Reproduce only the lines between the one containing "card-title: Total Orders" and the one containing "card-sub-label: Today xyxy=(694,270,732,286)", inclusive, swapping every "card-title" for "card-heading" and leaving everything else unchanged.
━━━━━━━━━━━━━━━━━━━━━━━━━━━━━━
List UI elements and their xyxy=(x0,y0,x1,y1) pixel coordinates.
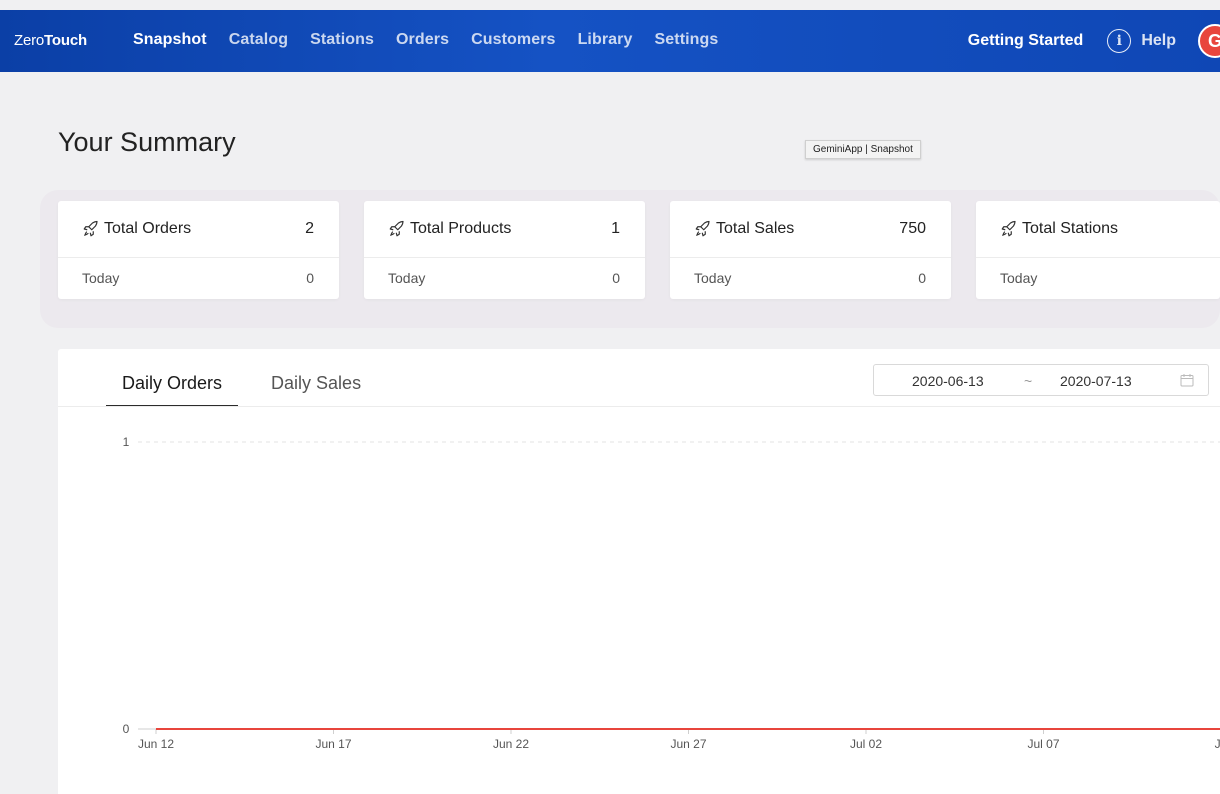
card-title: Total Orders xyxy=(104,220,192,237)
card-title: Total Products xyxy=(410,220,512,237)
x-tick-label: Ju xyxy=(1215,737,1220,751)
card-value: 2 xyxy=(305,220,314,237)
brand-part-1: Zero xyxy=(14,32,45,49)
card-total-orders: Total Orders 2 Today 0 xyxy=(58,201,339,299)
window-title-tooltip: GeminiApp | Snapshot xyxy=(805,140,921,159)
info-icon: i xyxy=(1107,29,1132,53)
nav-item-orders[interactable]: Orders xyxy=(385,31,460,49)
card-sub-label: Today xyxy=(694,270,732,286)
rocket-icon xyxy=(695,220,710,237)
y-tick-label: 1 xyxy=(123,435,130,449)
card-title: Total Sales xyxy=(716,220,795,237)
nav-item-stations[interactable]: Stations xyxy=(299,31,385,49)
x-tick-label: Jul 02 xyxy=(850,737,882,751)
nav-item-customers[interactable]: Customers xyxy=(460,31,566,49)
x-tick-label: Jul 07 xyxy=(1027,737,1059,751)
x-tick-label: Jun 17 xyxy=(315,737,351,751)
card-value: 1 xyxy=(611,220,620,237)
card-title: Total Stations xyxy=(1022,220,1119,237)
right-nav: Getting Started i Help G xyxy=(968,10,1220,72)
rocket-icon xyxy=(1001,220,1016,237)
calendar-icon[interactable] xyxy=(1180,373,1194,387)
card-total-sales: Total Sales 750 Today 0 xyxy=(670,201,951,299)
tab-daily-sales[interactable]: Daily Sales xyxy=(255,349,377,407)
card-sub-label: Today xyxy=(388,270,426,286)
getting-started-link[interactable]: Getting Started xyxy=(968,32,1084,50)
x-tick-label: Jun 27 xyxy=(670,737,706,751)
brand-logo[interactable]: ZeroTouch xyxy=(14,32,87,49)
rocket-icon xyxy=(389,220,404,237)
help-label: Help xyxy=(1141,32,1176,49)
card-sub-value: 0 xyxy=(918,270,926,286)
brand-part-2: Touch xyxy=(44,32,87,49)
range-separator: ~ xyxy=(1024,373,1033,389)
tab-divider xyxy=(58,406,1220,407)
date-range-picker[interactable]: 2020-06-13 ~ 2020-07-13 xyxy=(873,364,1209,396)
rocket-icon xyxy=(83,220,98,237)
card-sub-label: Today xyxy=(82,270,120,286)
top-navbar: ZeroTouch Snapshot Catalog Stations Orde… xyxy=(0,10,1220,72)
avatar[interactable]: G xyxy=(1198,24,1220,58)
nav-item-settings[interactable]: Settings xyxy=(644,31,730,49)
card-sub-label: Today xyxy=(1000,270,1038,286)
range-end-input[interactable]: 2020-07-13 xyxy=(1060,373,1132,389)
help-link[interactable]: i Help xyxy=(1107,29,1176,53)
chart-tabs: Daily Orders Daily Sales xyxy=(106,349,394,407)
nav-item-library[interactable]: Library xyxy=(567,31,644,49)
card-value: 750 xyxy=(899,220,926,237)
daily-orders-chart: 0 1 Jun 12 Jun 17 Jun 22 Jun 27 Jul 02 Jul 07 Ju xyxy=(123,435,1220,751)
main-nav: Snapshot Catalog Stations Orders Custome… xyxy=(122,31,729,49)
nav-item-catalog[interactable]: Catalog xyxy=(218,31,299,49)
x-tick-label: Jun 22 xyxy=(493,737,529,751)
tab-daily-orders[interactable]: Daily Orders xyxy=(106,349,239,407)
x-tick-label: Jun 12 xyxy=(138,737,174,751)
card-total-products: Total Products 1 Today 0 xyxy=(364,201,645,299)
page-title: Your Summary xyxy=(58,127,236,157)
range-start-input[interactable]: 2020-06-13 xyxy=(912,373,984,389)
y-tick-label: 0 xyxy=(123,722,130,736)
chart-panel: 0 1 Jun 12 Jun 17 Jun 22 Jun 27 Jul 02 Jul 07 Ju… xyxy=(58,349,1220,794)
card-sub-value: 0 xyxy=(612,270,620,286)
nav-item-snapshot[interactable]: Snapshot xyxy=(122,31,218,49)
card-sub-value: 0 xyxy=(306,270,314,286)
card-total-stations: Total Stations Today xyxy=(976,201,1220,299)
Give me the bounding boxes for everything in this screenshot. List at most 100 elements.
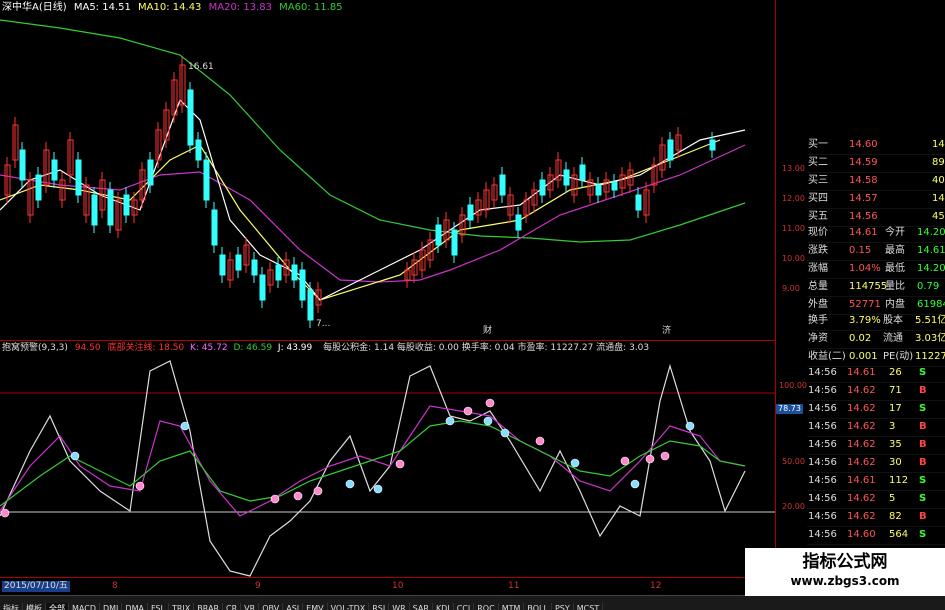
price-chart[interactable] [0,0,775,340]
quote-label: 最高 [885,245,905,256]
candle-down [709,139,716,151]
tick-side: B [919,385,927,396]
fund-label: 换手 [808,315,828,326]
indicator-chart[interactable] [0,340,775,578]
sell-signal-marker [500,428,510,438]
bid-price: 14.56 [849,211,878,222]
quote-label: 总量 [808,281,828,292]
candle-down [299,269,306,301]
tick-time: 14:56 [808,403,837,414]
candle-down [563,169,570,186]
candle-down [251,259,258,276]
order-book-row: 买二 14.59 89 [807,155,945,173]
fund-label: 股本 [883,315,903,326]
sell-signal-marker [445,416,455,426]
candle-down [467,204,474,221]
bid-price: 14.58 [849,175,878,186]
buy-signal-marker [660,451,670,461]
candle-down [187,89,194,146]
fund-value: 3.03亿 [915,333,945,344]
tick-row: 14:56 14.60 564 S [807,527,945,545]
buy-signal-marker [395,459,405,469]
fund-table: 换手 3.79% 股本 5.51亿 净资 0.02 流通 3.03亿 收益(二) 0.001 PE(… [807,313,945,367]
price-tick: 11.00 [782,224,805,233]
price-tick: 9.00 [782,284,800,293]
quote-value: 0.79 [917,281,940,292]
quote-value: 14.20 [917,263,945,274]
tick-time: 14:56 [808,439,837,450]
candle-down [307,289,314,321]
bid-label: 买一 [808,139,828,150]
candle-down [51,159,58,181]
month-label: 9 [255,581,261,591]
candle-down [595,184,602,196]
event-marker-ji: 济 [662,326,672,336]
indicator-tick: 50.00 [782,457,805,466]
tick-time: 14:56 [808,457,837,468]
fund-label: 流通 [883,333,903,344]
bid-price: 14.60 [849,139,878,150]
indicator-tab-bar: 指标 模板 全部 MACD DMI DMA FSL TRIX BRAR CR VR OBV ASI EMV… [0,595,945,610]
buy-signal-marker [135,481,145,491]
tick-row: 14:56 14.62 3 B [807,419,945,437]
price-tick: 10.00 [782,254,805,263]
price-axis: 13.00 12.00 11.00 10.00 9.00 [775,0,808,340]
fund-label: 净资 [808,333,828,344]
tick-time: 14:56 [808,367,837,378]
tick-volume: 3 [889,421,896,432]
bid-volume: 144 [932,139,945,150]
fund-label: 收益(二) [808,351,846,362]
indicator-axis: 100.00 78.73 50.00 20.00 [775,340,808,577]
sell-signal-marker [570,458,580,468]
sell-signal-marker [180,421,190,431]
candle-down [611,181,618,191]
indicator-tick: 20.00 [782,502,805,511]
tick-time: 14:56 [808,385,837,396]
candle-down [435,224,442,246]
tick-volume: 30 [889,457,902,468]
tick-side: B [919,421,927,432]
candle-down [211,209,218,246]
candle-down [635,194,642,211]
candle-down [91,194,98,226]
indicator-current: 78.73 [776,404,803,414]
quote-label: 量比 [885,281,905,292]
order-book-row: 买一 14.60 144 [807,137,945,155]
tick-side: S [919,475,927,486]
tick-time: 14:56 [808,475,837,486]
candle-down [515,214,522,231]
tick-volume: 564 [889,529,909,540]
tick-side: B [919,511,927,522]
bid-label: 买三 [808,175,828,186]
quote-label: 内盘 [885,299,905,310]
fund-value: 3.79% [849,315,881,326]
quote-value: 14.61 [917,245,945,256]
candle-down [451,229,458,256]
tick-row: 14:56 14.62 30 B [807,455,945,473]
buy-signal-marker [535,436,545,446]
event-marker-finance: 财 [483,326,493,336]
candle-down [123,194,130,216]
tick-row: 14:56 14.62 5 S [807,491,945,509]
tick-side: S [919,367,927,378]
sell-signal-marker [685,421,695,431]
date-start: 2015/07/10/五 [2,581,70,592]
sell-signal-marker [630,479,640,489]
fund-row: 换手 3.79% 股本 5.51亿 [807,313,945,331]
buy-signal-marker [620,456,630,466]
buy-signal-marker [485,398,495,408]
tick-volume: 71 [889,385,902,396]
buy-signal-marker [645,454,655,464]
bid-volume: 405 [932,175,945,186]
buy-signal-marker [0,508,10,518]
month-label: 11 [508,581,520,591]
bid-label: 买五 [808,211,828,222]
tick-side: B [919,439,927,450]
bid-volume: 45 [932,211,945,222]
bid-volume: 14 [932,193,945,204]
price-tick: 13.00 [782,164,805,173]
candle-down [195,139,202,161]
tick-volume: 17 [889,403,902,414]
quote-value: 1.04% [849,263,881,274]
quote-value: 61984 [917,299,945,310]
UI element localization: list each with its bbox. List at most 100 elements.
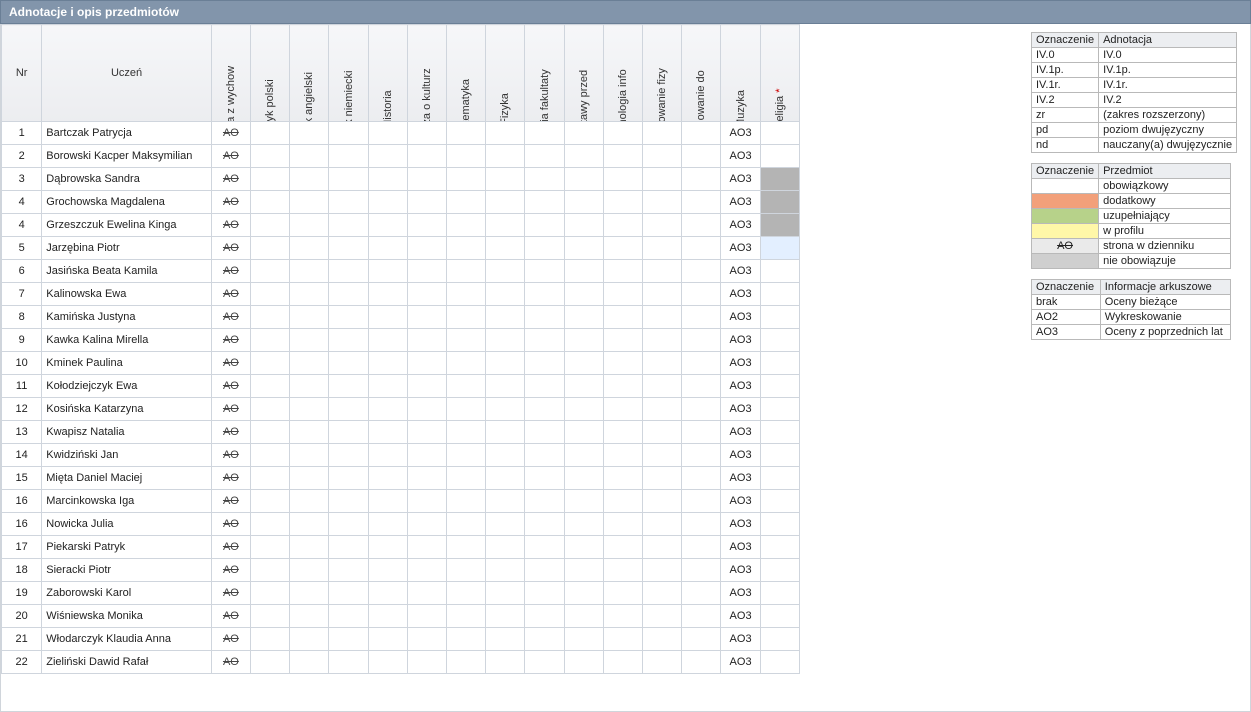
━━━━━━━━━━━━━━━━━━━━━━━━━━━━━━
▶ **COMPLETE RESPONSE**:
card-heading: Total Orders xyxy=(104,220,192,237)
card-heading: Total Products xyxy=(410,220,512,237)
x-tick-label: Ju xyxy=(1215,737,1220,751)
card-value: 2 xyxy=(305,220,314,237)
brand-part-1: Zero xyxy=(14,32,45,49)
card-total-orders: Total Orders 2 Today 0 xyxy=(58,201,339,299)
window-title-tooltip: GeminiApp | Snapshot xyxy=(805,140,921,159)
info-icon: i xyxy=(1107,29,1132,53)
nav-item-orders[interactable]: Orders xyxy=(385,31,460,49)
card-sub-label: Today xyxy=(694,270,732,286)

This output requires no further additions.